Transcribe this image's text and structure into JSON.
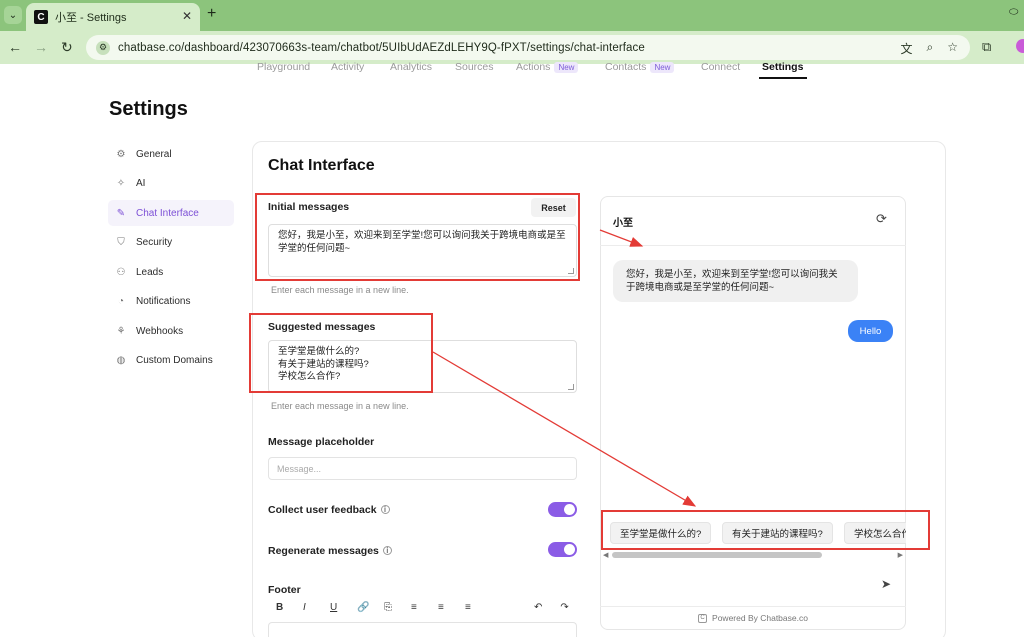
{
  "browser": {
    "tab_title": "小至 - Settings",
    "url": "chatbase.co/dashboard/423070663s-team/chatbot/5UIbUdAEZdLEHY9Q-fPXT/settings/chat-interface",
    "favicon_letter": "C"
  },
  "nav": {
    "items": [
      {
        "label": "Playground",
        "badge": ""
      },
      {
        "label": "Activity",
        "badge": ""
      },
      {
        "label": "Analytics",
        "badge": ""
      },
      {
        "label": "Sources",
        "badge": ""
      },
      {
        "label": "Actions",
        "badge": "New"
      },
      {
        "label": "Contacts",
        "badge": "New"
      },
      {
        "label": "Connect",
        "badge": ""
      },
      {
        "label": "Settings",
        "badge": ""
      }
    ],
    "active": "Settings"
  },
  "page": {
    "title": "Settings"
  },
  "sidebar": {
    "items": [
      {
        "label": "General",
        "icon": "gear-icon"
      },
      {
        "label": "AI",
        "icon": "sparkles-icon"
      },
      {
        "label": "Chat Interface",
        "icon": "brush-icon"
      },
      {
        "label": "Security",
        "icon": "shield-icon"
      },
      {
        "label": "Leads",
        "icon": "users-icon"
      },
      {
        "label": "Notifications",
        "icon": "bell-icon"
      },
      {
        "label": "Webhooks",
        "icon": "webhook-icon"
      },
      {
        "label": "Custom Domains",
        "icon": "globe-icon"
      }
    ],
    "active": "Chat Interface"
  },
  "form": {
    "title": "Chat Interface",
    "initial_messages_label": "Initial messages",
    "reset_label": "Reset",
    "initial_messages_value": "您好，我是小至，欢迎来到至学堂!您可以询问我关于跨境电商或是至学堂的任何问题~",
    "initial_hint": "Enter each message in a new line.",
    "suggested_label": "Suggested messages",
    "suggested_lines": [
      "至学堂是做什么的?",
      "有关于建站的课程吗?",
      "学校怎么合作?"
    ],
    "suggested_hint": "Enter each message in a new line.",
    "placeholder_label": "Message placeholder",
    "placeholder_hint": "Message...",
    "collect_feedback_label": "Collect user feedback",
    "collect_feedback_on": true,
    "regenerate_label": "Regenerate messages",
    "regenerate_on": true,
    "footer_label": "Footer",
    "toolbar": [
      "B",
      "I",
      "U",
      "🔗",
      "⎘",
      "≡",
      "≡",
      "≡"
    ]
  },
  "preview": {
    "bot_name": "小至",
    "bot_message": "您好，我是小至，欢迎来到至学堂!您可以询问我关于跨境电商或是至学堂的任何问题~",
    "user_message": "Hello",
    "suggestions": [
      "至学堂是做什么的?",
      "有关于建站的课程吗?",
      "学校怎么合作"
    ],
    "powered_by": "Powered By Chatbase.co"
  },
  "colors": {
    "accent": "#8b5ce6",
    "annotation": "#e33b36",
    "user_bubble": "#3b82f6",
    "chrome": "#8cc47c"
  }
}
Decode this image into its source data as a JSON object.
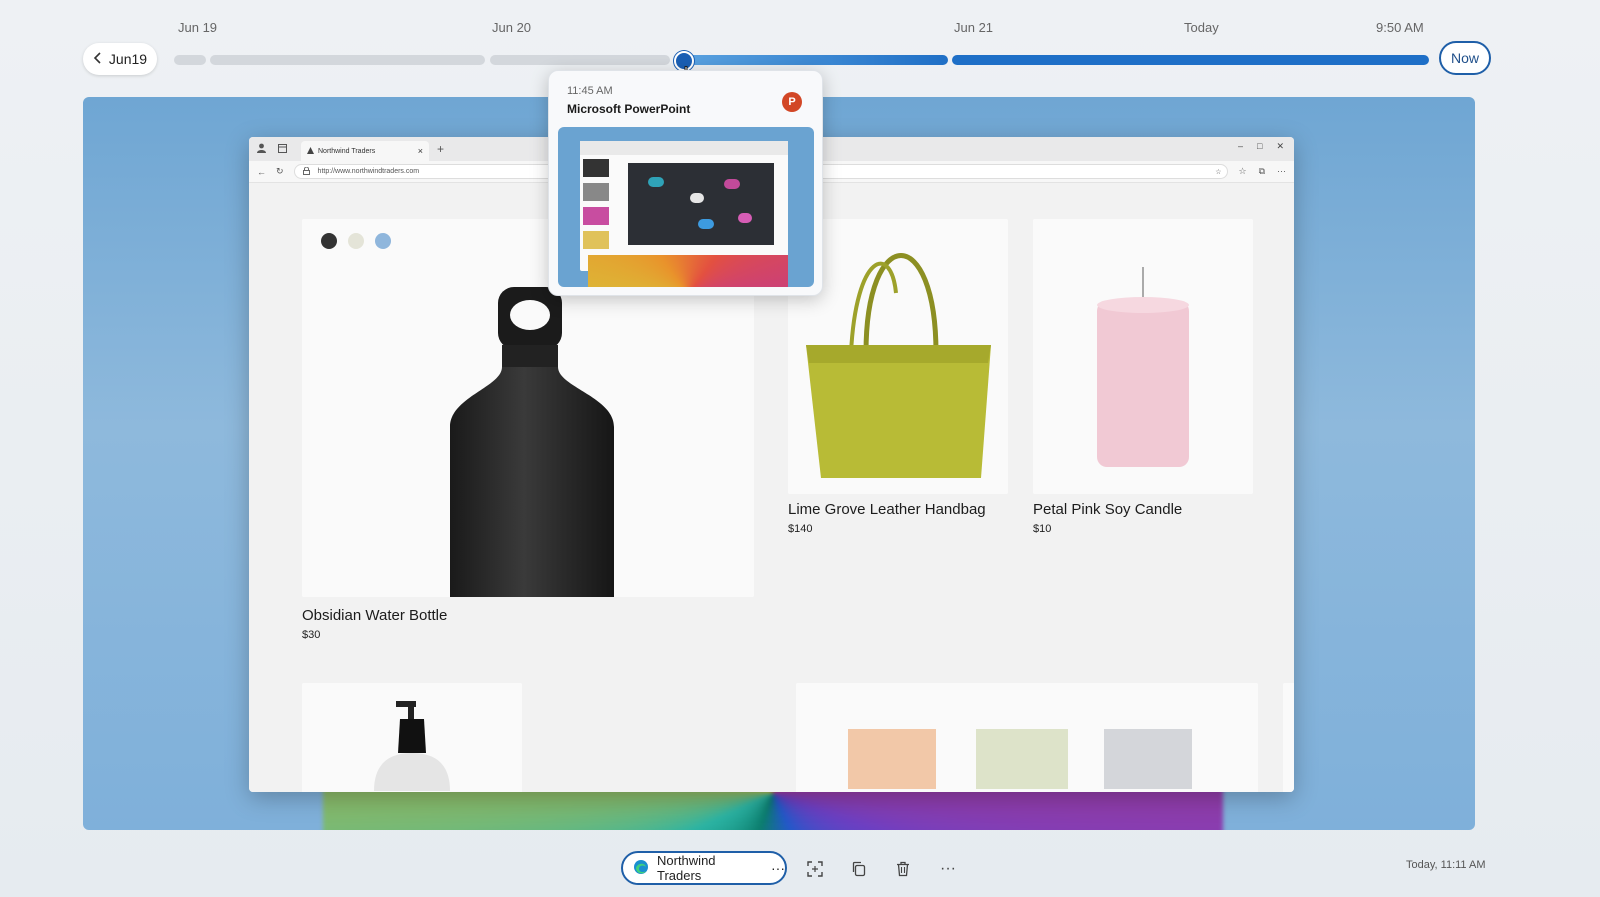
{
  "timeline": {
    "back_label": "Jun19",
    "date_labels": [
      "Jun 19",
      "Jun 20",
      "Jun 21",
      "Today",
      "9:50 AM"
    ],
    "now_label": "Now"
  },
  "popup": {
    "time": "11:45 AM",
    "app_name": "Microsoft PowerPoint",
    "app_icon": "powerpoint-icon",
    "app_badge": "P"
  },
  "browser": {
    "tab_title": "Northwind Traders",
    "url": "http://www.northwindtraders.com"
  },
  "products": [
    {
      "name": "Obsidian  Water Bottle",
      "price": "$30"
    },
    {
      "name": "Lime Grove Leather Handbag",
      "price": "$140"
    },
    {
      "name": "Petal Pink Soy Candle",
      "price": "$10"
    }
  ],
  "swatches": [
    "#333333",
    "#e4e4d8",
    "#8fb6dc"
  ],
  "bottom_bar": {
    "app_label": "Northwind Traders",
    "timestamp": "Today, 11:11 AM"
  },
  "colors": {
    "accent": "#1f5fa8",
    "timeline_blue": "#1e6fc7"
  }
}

==

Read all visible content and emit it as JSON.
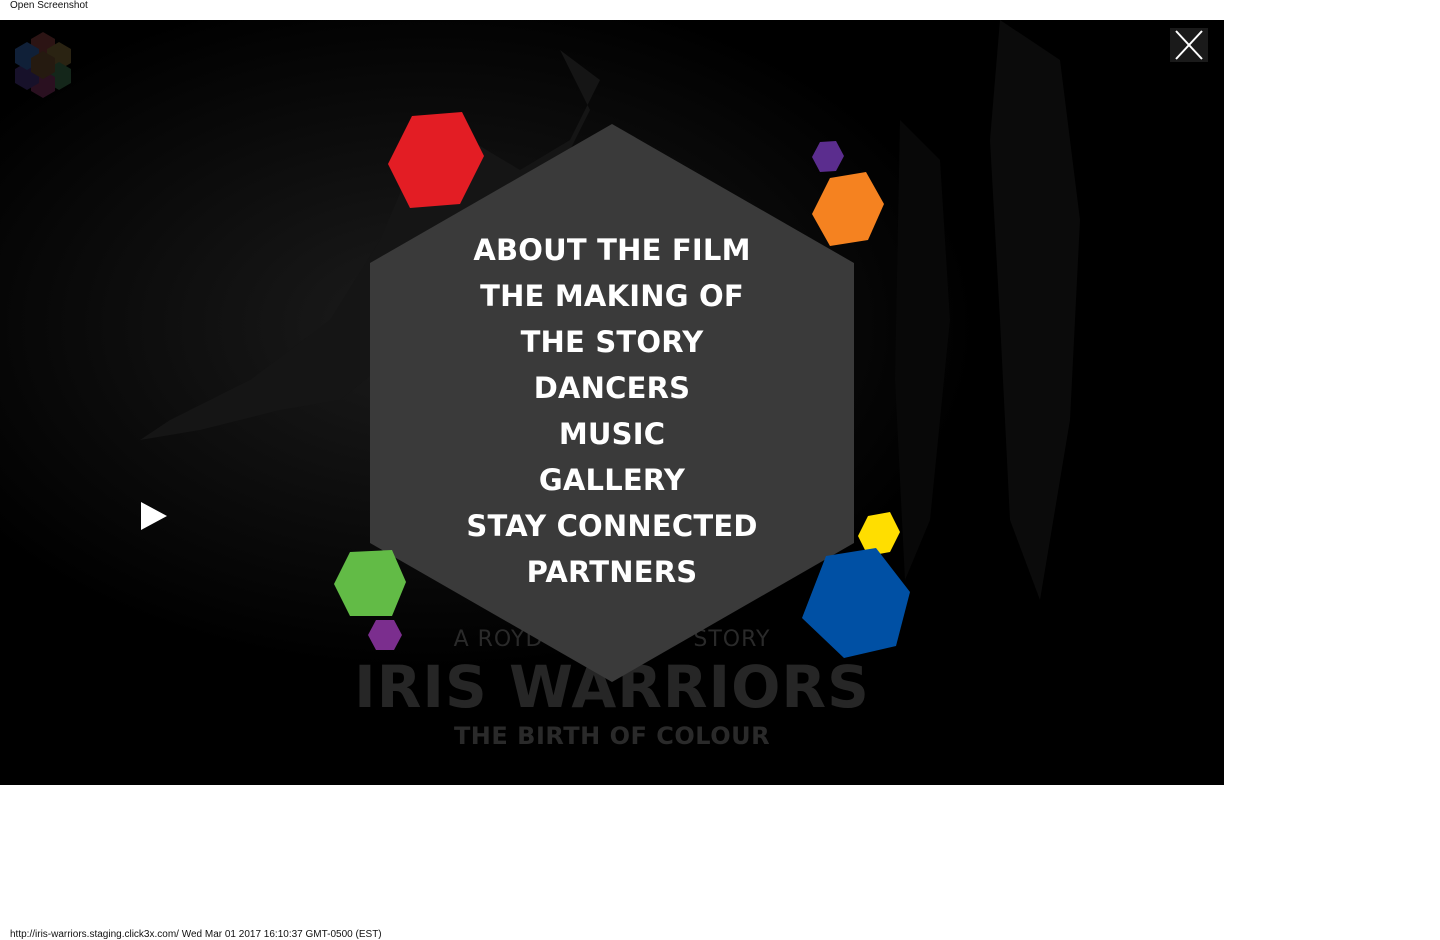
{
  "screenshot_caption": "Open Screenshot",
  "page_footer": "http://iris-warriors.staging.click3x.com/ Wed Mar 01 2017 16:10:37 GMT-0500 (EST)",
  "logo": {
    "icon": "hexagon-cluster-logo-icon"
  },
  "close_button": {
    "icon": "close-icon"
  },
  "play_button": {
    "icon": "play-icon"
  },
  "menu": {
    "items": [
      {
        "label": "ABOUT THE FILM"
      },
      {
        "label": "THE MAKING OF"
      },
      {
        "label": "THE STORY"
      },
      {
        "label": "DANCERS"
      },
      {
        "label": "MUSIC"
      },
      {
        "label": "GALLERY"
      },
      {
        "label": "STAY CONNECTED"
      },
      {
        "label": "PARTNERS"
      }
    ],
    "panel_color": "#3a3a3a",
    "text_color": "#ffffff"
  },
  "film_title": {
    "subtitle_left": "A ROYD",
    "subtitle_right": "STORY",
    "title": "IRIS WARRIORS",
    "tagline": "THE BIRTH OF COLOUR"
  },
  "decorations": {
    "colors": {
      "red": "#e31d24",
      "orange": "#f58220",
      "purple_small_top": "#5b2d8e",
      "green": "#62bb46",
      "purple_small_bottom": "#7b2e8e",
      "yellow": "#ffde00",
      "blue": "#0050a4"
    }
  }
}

[Instructions for the task] Pick out all the lines with the word "true" in them and copy them.

[Exercise output]
    "collect_feedback_on": true,
    "regenerate_on": true,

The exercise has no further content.